STATED GOAL>
Identify and reproduce every line holding the string "niraj".

[Data records]
────────────────────────────────────────

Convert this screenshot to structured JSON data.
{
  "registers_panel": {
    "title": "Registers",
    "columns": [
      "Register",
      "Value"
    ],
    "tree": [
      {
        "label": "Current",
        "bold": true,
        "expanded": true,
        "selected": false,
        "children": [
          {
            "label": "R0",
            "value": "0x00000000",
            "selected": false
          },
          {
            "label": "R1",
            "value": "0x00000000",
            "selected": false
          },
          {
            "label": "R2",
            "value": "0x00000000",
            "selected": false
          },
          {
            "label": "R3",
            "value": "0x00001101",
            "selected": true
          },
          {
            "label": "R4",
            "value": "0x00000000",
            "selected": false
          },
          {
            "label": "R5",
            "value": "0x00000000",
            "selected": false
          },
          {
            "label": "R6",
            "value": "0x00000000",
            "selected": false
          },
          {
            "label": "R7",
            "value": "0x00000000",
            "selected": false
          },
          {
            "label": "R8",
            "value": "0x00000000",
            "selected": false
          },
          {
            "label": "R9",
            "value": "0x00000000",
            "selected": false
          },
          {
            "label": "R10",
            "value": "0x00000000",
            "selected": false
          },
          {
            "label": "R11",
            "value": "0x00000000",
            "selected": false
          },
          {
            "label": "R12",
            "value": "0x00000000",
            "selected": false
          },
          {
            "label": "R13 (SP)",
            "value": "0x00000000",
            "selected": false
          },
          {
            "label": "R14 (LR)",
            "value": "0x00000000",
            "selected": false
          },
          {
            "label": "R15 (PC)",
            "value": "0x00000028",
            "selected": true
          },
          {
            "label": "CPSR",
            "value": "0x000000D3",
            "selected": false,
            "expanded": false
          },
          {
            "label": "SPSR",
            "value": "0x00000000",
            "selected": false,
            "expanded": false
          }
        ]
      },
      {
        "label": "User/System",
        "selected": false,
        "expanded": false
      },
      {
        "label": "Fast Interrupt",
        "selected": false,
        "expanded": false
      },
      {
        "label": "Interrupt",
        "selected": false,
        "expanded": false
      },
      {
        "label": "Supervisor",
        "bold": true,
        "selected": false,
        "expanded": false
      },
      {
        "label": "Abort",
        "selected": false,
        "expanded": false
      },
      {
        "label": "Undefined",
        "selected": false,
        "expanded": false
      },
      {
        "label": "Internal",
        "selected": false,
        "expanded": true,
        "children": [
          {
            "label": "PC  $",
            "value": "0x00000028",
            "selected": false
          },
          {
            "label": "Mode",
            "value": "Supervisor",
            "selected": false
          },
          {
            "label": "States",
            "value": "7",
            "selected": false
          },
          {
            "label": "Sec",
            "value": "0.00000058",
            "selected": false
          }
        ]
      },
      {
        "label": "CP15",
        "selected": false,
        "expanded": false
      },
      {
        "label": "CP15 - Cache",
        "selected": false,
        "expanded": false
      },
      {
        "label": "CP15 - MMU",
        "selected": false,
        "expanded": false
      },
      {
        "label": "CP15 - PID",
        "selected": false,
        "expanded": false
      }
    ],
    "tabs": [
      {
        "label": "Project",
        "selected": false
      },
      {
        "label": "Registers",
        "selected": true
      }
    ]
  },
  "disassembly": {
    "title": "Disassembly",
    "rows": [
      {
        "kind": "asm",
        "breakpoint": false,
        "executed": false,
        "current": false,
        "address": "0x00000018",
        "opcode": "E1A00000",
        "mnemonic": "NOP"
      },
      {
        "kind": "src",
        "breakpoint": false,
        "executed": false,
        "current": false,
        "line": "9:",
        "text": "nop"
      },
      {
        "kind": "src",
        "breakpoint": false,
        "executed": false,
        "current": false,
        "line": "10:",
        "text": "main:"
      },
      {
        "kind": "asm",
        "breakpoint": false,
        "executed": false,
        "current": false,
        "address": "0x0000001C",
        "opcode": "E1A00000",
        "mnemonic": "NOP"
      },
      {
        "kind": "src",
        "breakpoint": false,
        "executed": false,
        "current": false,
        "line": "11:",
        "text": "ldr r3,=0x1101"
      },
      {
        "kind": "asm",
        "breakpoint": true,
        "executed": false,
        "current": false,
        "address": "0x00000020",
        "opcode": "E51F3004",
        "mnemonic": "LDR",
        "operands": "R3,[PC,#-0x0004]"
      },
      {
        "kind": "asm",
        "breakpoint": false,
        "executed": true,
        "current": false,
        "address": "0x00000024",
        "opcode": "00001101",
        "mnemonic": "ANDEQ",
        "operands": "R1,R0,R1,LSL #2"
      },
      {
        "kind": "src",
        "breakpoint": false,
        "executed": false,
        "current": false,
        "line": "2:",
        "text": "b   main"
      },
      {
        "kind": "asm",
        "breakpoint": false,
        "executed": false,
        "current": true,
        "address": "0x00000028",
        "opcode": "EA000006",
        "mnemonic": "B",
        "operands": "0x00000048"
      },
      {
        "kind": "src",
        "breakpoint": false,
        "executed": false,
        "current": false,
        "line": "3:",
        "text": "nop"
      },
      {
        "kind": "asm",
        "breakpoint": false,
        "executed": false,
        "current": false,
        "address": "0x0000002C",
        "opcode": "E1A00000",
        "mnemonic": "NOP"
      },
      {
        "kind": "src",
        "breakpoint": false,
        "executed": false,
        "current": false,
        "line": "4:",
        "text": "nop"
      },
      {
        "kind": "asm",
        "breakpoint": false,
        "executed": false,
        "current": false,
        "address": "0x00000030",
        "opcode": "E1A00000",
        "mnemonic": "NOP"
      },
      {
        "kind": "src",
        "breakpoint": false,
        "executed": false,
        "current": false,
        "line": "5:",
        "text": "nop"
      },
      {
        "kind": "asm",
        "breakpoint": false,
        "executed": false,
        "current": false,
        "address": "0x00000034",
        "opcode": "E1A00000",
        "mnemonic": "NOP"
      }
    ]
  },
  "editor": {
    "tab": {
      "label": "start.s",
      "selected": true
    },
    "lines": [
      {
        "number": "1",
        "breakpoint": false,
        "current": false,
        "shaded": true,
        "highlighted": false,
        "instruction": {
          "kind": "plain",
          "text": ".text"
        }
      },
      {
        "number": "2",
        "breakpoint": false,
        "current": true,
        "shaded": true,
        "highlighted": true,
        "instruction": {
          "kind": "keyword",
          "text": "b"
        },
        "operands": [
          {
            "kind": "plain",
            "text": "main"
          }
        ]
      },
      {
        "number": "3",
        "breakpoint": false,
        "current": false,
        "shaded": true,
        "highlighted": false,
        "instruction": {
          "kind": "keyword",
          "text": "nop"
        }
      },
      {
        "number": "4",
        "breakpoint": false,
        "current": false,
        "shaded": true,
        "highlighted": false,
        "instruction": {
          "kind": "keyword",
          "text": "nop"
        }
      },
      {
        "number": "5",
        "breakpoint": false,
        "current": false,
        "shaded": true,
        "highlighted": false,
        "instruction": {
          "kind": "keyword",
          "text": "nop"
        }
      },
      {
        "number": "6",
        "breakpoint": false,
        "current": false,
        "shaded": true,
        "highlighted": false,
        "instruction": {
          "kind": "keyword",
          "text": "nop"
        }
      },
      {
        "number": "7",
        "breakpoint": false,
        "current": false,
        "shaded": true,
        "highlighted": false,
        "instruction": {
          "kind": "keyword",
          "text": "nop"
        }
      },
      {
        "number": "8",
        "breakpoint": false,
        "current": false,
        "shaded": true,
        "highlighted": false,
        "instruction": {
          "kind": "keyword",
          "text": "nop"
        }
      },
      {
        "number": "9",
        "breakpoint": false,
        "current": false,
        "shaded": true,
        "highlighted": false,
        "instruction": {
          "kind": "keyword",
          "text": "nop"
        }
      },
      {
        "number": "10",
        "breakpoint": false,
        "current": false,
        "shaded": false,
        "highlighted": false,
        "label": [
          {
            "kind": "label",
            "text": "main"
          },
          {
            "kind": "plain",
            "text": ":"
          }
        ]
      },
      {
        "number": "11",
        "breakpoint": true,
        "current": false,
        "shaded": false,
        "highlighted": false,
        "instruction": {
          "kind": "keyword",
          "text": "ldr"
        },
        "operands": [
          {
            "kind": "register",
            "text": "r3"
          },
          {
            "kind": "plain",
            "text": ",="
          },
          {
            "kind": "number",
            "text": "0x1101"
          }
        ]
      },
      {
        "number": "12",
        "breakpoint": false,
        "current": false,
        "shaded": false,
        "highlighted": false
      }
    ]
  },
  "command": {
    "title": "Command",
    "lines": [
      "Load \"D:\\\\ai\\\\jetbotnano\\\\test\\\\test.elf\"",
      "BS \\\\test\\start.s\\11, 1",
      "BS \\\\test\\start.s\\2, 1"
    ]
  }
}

────────────────────────────────────────

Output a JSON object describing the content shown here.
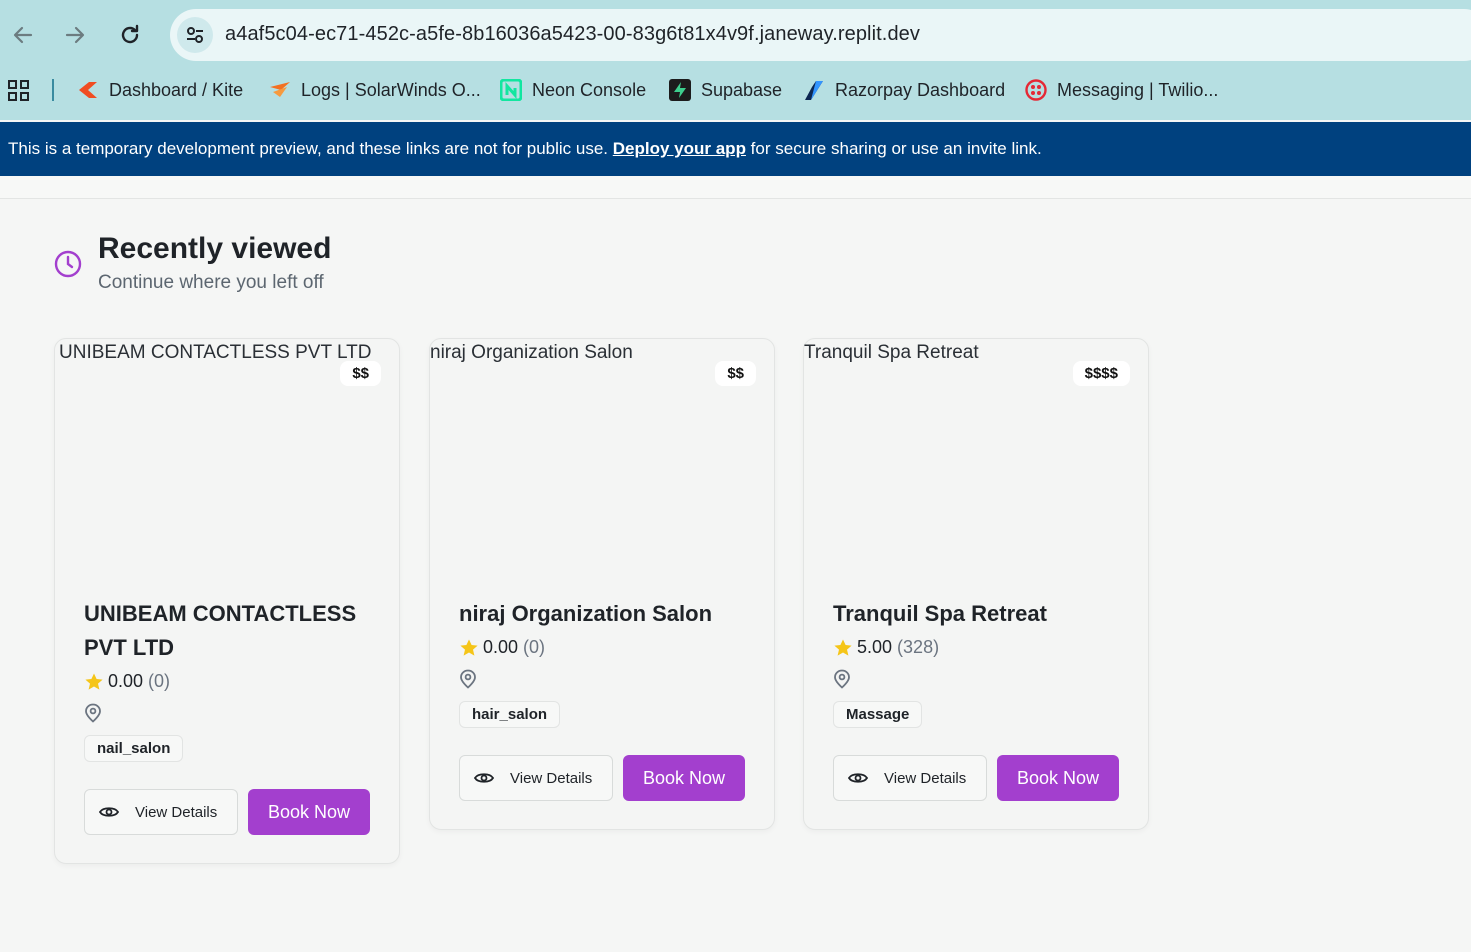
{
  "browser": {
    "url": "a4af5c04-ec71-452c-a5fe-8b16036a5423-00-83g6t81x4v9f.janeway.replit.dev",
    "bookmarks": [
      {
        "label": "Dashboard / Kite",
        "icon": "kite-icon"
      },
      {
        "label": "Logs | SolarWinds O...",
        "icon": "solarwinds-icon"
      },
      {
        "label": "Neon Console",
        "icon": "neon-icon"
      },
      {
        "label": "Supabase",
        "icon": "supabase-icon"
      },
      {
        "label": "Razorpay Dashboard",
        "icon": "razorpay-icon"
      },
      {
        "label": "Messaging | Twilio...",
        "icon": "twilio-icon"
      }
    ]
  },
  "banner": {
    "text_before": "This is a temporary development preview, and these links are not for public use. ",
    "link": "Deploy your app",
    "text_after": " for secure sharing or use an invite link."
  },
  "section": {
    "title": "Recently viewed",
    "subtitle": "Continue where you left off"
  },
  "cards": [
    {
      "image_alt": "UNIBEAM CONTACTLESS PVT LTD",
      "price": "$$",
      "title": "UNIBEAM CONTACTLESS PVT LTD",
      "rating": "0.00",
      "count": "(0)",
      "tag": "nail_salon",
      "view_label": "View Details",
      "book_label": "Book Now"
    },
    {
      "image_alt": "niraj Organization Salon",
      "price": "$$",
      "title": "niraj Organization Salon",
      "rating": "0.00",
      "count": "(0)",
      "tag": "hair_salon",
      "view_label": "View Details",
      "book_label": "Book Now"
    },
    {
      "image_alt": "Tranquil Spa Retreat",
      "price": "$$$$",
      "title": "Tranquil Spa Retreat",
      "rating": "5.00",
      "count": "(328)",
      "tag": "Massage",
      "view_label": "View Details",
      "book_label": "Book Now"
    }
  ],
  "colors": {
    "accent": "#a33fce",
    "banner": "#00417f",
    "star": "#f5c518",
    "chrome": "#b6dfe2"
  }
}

────────────────────────────────────────

ANSWER TO THE EXERCISE>
      "image_alt": "niraj Organization Salon",
      "title": "niraj Organization Salon",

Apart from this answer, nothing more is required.